**Exercise requirements:** Skip the images. Copy the records exactly as written.

[Saved data entries]
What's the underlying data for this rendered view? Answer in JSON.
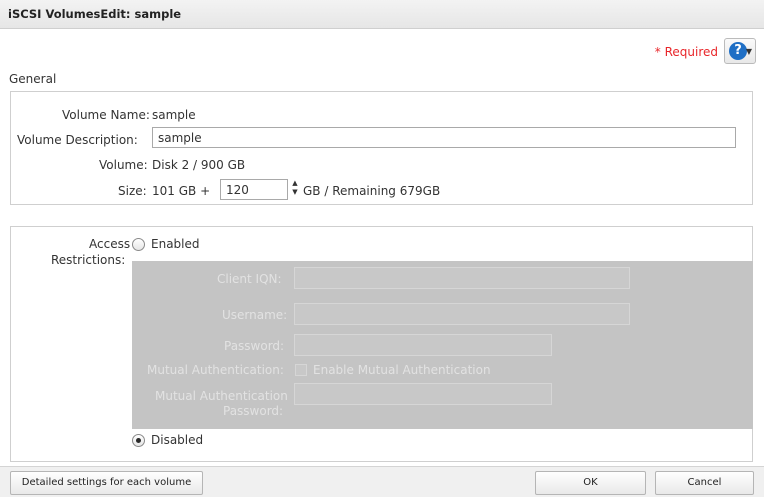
{
  "window": {
    "title": "iSCSI VolumesEdit: sample"
  },
  "header": {
    "required_label": "* Required",
    "help_glyph": "?",
    "help_icon": "question-circle-icon"
  },
  "general": {
    "section_title": "General",
    "volume_name_label": "Volume Name:",
    "volume_name_value": "sample",
    "volume_description_label": "Volume Description:",
    "volume_description_value": "sample",
    "volume_label": "Volume:",
    "volume_value": "Disk 2 / 900 GB",
    "size_label": "Size:",
    "size_prefix": "101 GB +",
    "size_input_value": "120",
    "size_suffix": "GB / Remaining 679GB"
  },
  "access": {
    "label_line1": "Access",
    "label_line2": "Restrictions:",
    "enabled_label": "Enabled",
    "disabled_label": "Disabled",
    "selected": "Disabled",
    "client_iqn_label": "Client IQN:",
    "username_label": "Username:",
    "password_label": "Password:",
    "mutual_auth_label": "Mutual Authentication:",
    "mutual_auth_checkbox_label": "Enable Mutual Authentication",
    "mutual_auth_password_label_line1": "Mutual Authentication",
    "mutual_auth_password_label_line2": "Password:"
  },
  "footer": {
    "detailed_button": "Detailed settings for each volume",
    "ok_button": "OK",
    "cancel_button": "Cancel"
  },
  "colors": {
    "required": "#e8262a",
    "help_accent": "#1f6fc5",
    "disabled_area": "#c4c4c4"
  }
}
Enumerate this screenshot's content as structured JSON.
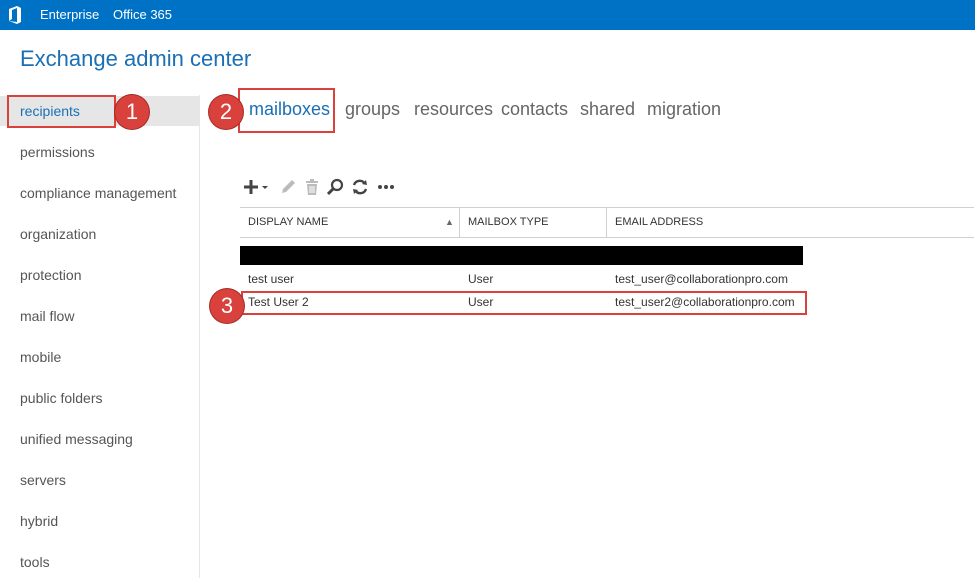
{
  "topbar": {
    "logo_icon": "office-logo-icon",
    "nav": [
      "Enterprise",
      "Office 365"
    ]
  },
  "app": {
    "title": "Exchange admin center"
  },
  "sidebar": {
    "items": [
      {
        "label": "recipients",
        "selected": true
      },
      {
        "label": "permissions"
      },
      {
        "label": "compliance management"
      },
      {
        "label": "organization"
      },
      {
        "label": "protection"
      },
      {
        "label": "mail flow"
      },
      {
        "label": "mobile"
      },
      {
        "label": "public folders"
      },
      {
        "label": "unified messaging"
      },
      {
        "label": "servers"
      },
      {
        "label": "hybrid"
      },
      {
        "label": "tools"
      }
    ]
  },
  "tabs": [
    {
      "label": "mailboxes",
      "active": true
    },
    {
      "label": "groups"
    },
    {
      "label": "resources"
    },
    {
      "label": "contacts"
    },
    {
      "label": "shared"
    },
    {
      "label": "migration"
    }
  ],
  "toolbar": {
    "icons": [
      "add-icon",
      "edit-icon",
      "delete-icon",
      "search-icon",
      "refresh-icon",
      "more-icon"
    ]
  },
  "grid": {
    "columns": [
      "DISPLAY NAME",
      "MAILBOX TYPE",
      "EMAIL ADDRESS"
    ],
    "sort_indicator": "▲",
    "rows": [
      {
        "display_name": "test user",
        "mailbox_type": "User",
        "email": "test_user@collaborationpro.com"
      },
      {
        "display_name": "Test User 2",
        "mailbox_type": "User",
        "email": "test_user2@collaborationpro.com"
      }
    ]
  },
  "callouts": [
    "1",
    "2",
    "3"
  ],
  "colors": {
    "topbar": "#0072c6",
    "accent": "#1a6fb5",
    "callout": "#d9413d",
    "selected_bg": "#e6e6e6"
  }
}
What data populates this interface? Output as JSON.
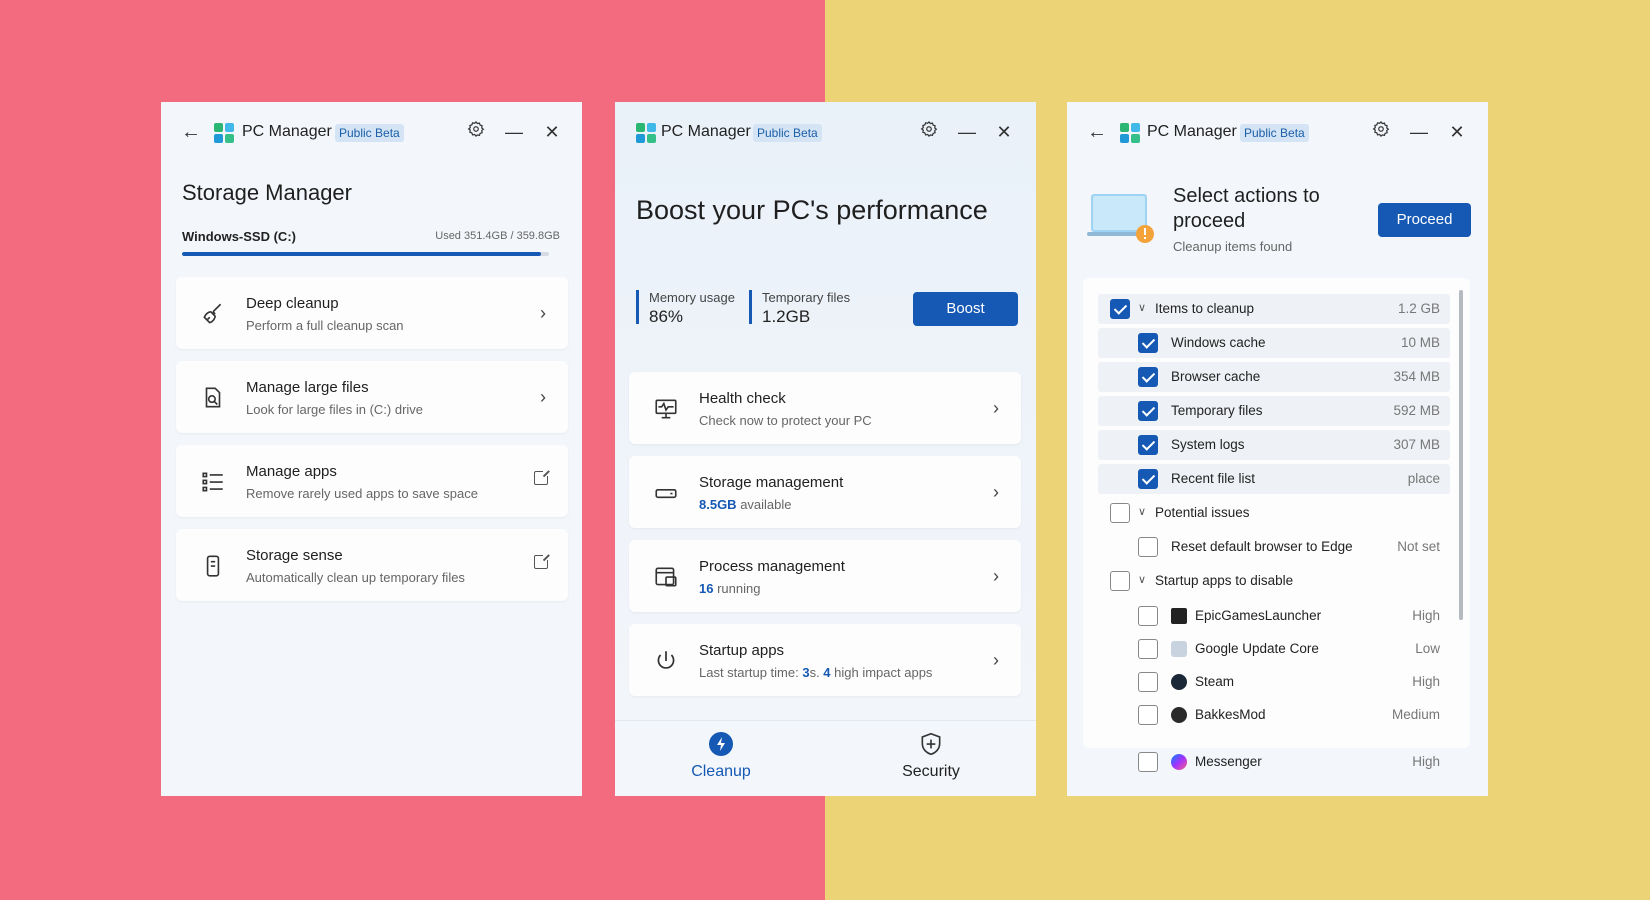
{
  "colors": {
    "bg_left": "#f26b7f",
    "bg_right": "#ecd376",
    "accent": "#1559b4"
  },
  "app": {
    "title": "PC Manager",
    "badge": "Public Beta"
  },
  "storage": {
    "heading": "Storage Manager",
    "drive_name": "Windows-SSD (C:)",
    "drive_used": "Used 351.4GB / 359.8GB",
    "drive_fill_percent": 97.7,
    "cards": [
      {
        "title": "Deep cleanup",
        "subtitle": "Perform a full cleanup scan",
        "icon": "broom-icon"
      },
      {
        "title": "Manage large files",
        "subtitle": "Look for large files in (C:) drive",
        "icon": "file-search-icon"
      },
      {
        "title": "Manage apps",
        "subtitle": "Remove rarely used apps to save space",
        "icon": "apps-list-icon"
      },
      {
        "title": "Storage sense",
        "subtitle": "Automatically clean up temporary files",
        "icon": "phone-storage-icon"
      }
    ]
  },
  "boost": {
    "heading": "Boost your PC's performance",
    "memory_label": "Memory usage",
    "memory_value": "86%",
    "temp_label": "Temporary files",
    "temp_value": "1.2GB",
    "boost_button": "Boost",
    "cards": [
      {
        "title": "Health check",
        "subtitle": "Check now to protect your PC"
      },
      {
        "title": "Storage management",
        "sub_strong": "8.5GB",
        "sub_rest": " available"
      },
      {
        "title": "Process management",
        "sub_strong": "16",
        "sub_rest": " running"
      },
      {
        "title": "Startup apps",
        "sub_pre": "Last startup time: ",
        "sub_a": "3",
        "sub_mid": "s. ",
        "sub_b": "4",
        "sub_post": " high impact apps"
      }
    ],
    "nav": {
      "cleanup": "Cleanup",
      "security": "Security"
    }
  },
  "cleanup": {
    "heading": "Select actions to proceed",
    "subtitle": "Cleanup items found",
    "proceed_button": "Proceed",
    "groups": [
      {
        "label": "Items to cleanup",
        "value": "1.2 GB"
      },
      {
        "label": "Potential issues",
        "value": ""
      },
      {
        "label": "Startup apps to disable",
        "value": ""
      }
    ],
    "items": [
      {
        "label": "Windows cache",
        "value": "10 MB"
      },
      {
        "label": "Browser cache",
        "value": "354 MB"
      },
      {
        "label": "Temporary files",
        "value": "592 MB"
      },
      {
        "label": "System logs",
        "value": "307 MB"
      },
      {
        "label": "Recent file list",
        "value": "place"
      }
    ],
    "issues": [
      {
        "label": "Reset default browser to Edge",
        "value": "Not set"
      }
    ],
    "startup": [
      {
        "label": "EpicGamesLauncher",
        "value": "High"
      },
      {
        "label": "Google Update Core",
        "value": "Low"
      },
      {
        "label": "Steam",
        "value": "High"
      },
      {
        "label": "BakkesMod",
        "value": "Medium"
      },
      {
        "label": "Messenger",
        "value": "High"
      }
    ]
  }
}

**Result:**
What's the underlying data for this rendered view? Answer in JSON.
{
  "window": {
    "title": "iSCSI VolumesEdit: sample"
  },
  "header": {
    "required_label": "* Required",
    "help_glyph": "?",
    "help_icon": "question-circle-icon"
  },
  "general": {
    "section_title": "General",
    "volume_name_label": "Volume Name:",
    "volume_name_value": "sample",
    "volume_description_label": "Volume Description:",
    "volume_description_value": "sample",
    "volume_label": "Volume:",
    "volume_value": "Disk 2 / 900 GB",
    "size_label": "Size:",
    "size_prefix": "101 GB +",
    "size_input_value": "120",
    "size_suffix": "GB / Remaining 679GB"
  },
  "access": {
    "label_line1": "Access",
    "label_line2": "Restrictions:",
    "enabled_label": "Enabled",
    "disabled_label": "Disabled",
    "selected": "Disabled",
    "client_iqn_label": "Client IQN:",
    "username_label": "Username:",
    "password_label": "Password:",
    "mutual_auth_label": "Mutual Authentication:",
    "mutual_auth_checkbox_label": "Enable Mutual Authentication",
    "mutual_auth_password_label_line1": "Mutual Authentication",
    "mutual_auth_password_label_line2": "Password:"
  },
  "footer": {
    "detailed_button": "Detailed settings for each volume",
    "ok_button": "OK",
    "cancel_button": "Cancel"
  },
  "colors": {
    "required": "#e8262a",
    "help_accent": "#1f6fc5",
    "disabled_area": "#c4c4c4"
  }
}
Enumerate this screenshot's content as structured JSON.
{
  "topbar": {
    "logo_icon": "office-logo-icon",
    "nav": [
      "Enterprise",
      "Office 365"
    ]
  },
  "app": {
    "title": "Exchange admin center"
  },
  "sidebar": {
    "items": [
      {
        "label": "recipients",
        "selected": true
      },
      {
        "label": "permissions"
      },
      {
        "label": "compliance management"
      },
      {
        "label": "organization"
      },
      {
        "label": "protection"
      },
      {
        "label": "mail flow"
      },
      {
        "label": "mobile"
      },
      {
        "label": "public folders"
      },
      {
        "label": "unified messaging"
      },
      {
        "label": "servers"
      },
      {
        "label": "hybrid"
      },
      {
        "label": "tools"
      }
    ]
  },
  "tabs": [
    {
      "label": "mailboxes",
      "active": true
    },
    {
      "label": "groups"
    },
    {
      "label": "resources"
    },
    {
      "label": "contacts"
    },
    {
      "label": "shared"
    },
    {
      "label": "migration"
    }
  ],
  "toolbar": {
    "icons": [
      "add-icon",
      "edit-icon",
      "delete-icon",
      "search-icon",
      "refresh-icon",
      "more-icon"
    ]
  },
  "grid": {
    "columns": [
      "DISPLAY NAME",
      "MAILBOX TYPE",
      "EMAIL ADDRESS"
    ],
    "sort_indicator": "▲",
    "rows": [
      {
        "display_name": "test user",
        "mailbox_type": "User",
        "email": "test_user@collaborationpro.com"
      },
      {
        "display_name": "Test User 2",
        "mailbox_type": "User",
        "email": "test_user2@collaborationpro.com"
      }
    ]
  },
  "callouts": [
    "1",
    "2",
    "3"
  ],
  "colors": {
    "topbar": "#0072c6",
    "accent": "#1a6fb5",
    "callout": "#d9413d",
    "selected_bg": "#e6e6e6"
  }
}
What data populates this interface? Output as JSON.
{
  "colors": {
    "bg_left": "#f26b7f",
    "bg_right": "#ecd376",
    "accent": "#1559b4"
  },
  "app": {
    "title": "PC Manager",
    "badge": "Public Beta"
  },
  "storage": {
    "heading": "Storage Manager",
    "drive_name": "Windows-SSD (C:)",
    "drive_used": "Used 351.4GB / 359.8GB",
    "drive_fill_percent": 97.7,
    "cards": [
      {
        "title": "Deep cleanup",
        "subtitle": "Perform a full cleanup scan",
        "icon": "broom-icon"
      },
      {
        "title": "Manage large files",
        "subtitle": "Look for large files in (C:) drive",
        "icon": "file-search-icon"
      },
      {
        "title": "Manage apps",
        "subtitle": "Remove rarely used apps to save space",
        "icon": "apps-list-icon"
      },
      {
        "title": "Storage sense",
        "subtitle": "Automatically clean up temporary files",
        "icon": "phone-storage-icon"
      }
    ]
  },
  "boost": {
    "heading": "Boost your PC's performance",
    "memory_label": "Memory usage",
    "memory_value": "86%",
    "temp_label": "Temporary files",
    "temp_value": "1.2GB",
    "boost_button": "Boost",
    "cards": [
      {
        "title": "Health check",
        "subtitle": "Check now to protect your PC"
      },
      {
        "title": "Storage management",
        "sub_strong": "8.5GB",
        "sub_rest": " available"
      },
      {
        "title": "Process management",
        "sub_strong": "16",
        "sub_rest": " running"
      },
      {
        "title": "Startup apps",
        "sub_pre": "Last startup time: ",
        "sub_a": "3",
        "sub_mid": "s. ",
        "sub_b": "4",
        "sub_post": " high impact apps"
      }
    ],
    "nav": {
      "cleanup": "Cleanup",
      "security": "Security"
    }
  },
  "cleanup": {
    "heading": "Select actions to proceed",
    "subtitle": "Cleanup items found",
    "proceed_button": "Proceed",
    "groups": [
      {
        "label": "Items to cleanup",
        "value": "1.2 GB"
      },
      {
        "label": "Potential issues",
        "value": ""
      },
      {
        "label": "Startup apps to disable",
        "value": ""
      }
    ],
    "items": [
      {
        "label": "Windows cache",
        "value": "10 MB"
      },
      {
        "label": "Browser cache",
        "value": "354 MB"
      },
      {
        "label": "Temporary files",
        "value": "592 MB"
      },
      {
        "label": "System logs",
        "value": "307 MB"
      },
      {
        "label": "Recent file list",
        "value": "place"
      }
    ],
    "issues": [
      {
        "label": "Reset default browser to Edge",
        "value": "Not set"
      }
    ],
    "startup": [
      {
        "label": "EpicGamesLauncher",
        "value": "High"
      },
      {
        "label": "Google Update Core",
        "value": "Low"
      },
      {
        "label": "Steam",
        "value": "High"
      },
      {
        "label": "BakkesMod",
        "value": "Medium"
      },
      {
        "label": "Messenger",
        "value": "High"
      }
    ]
  }
}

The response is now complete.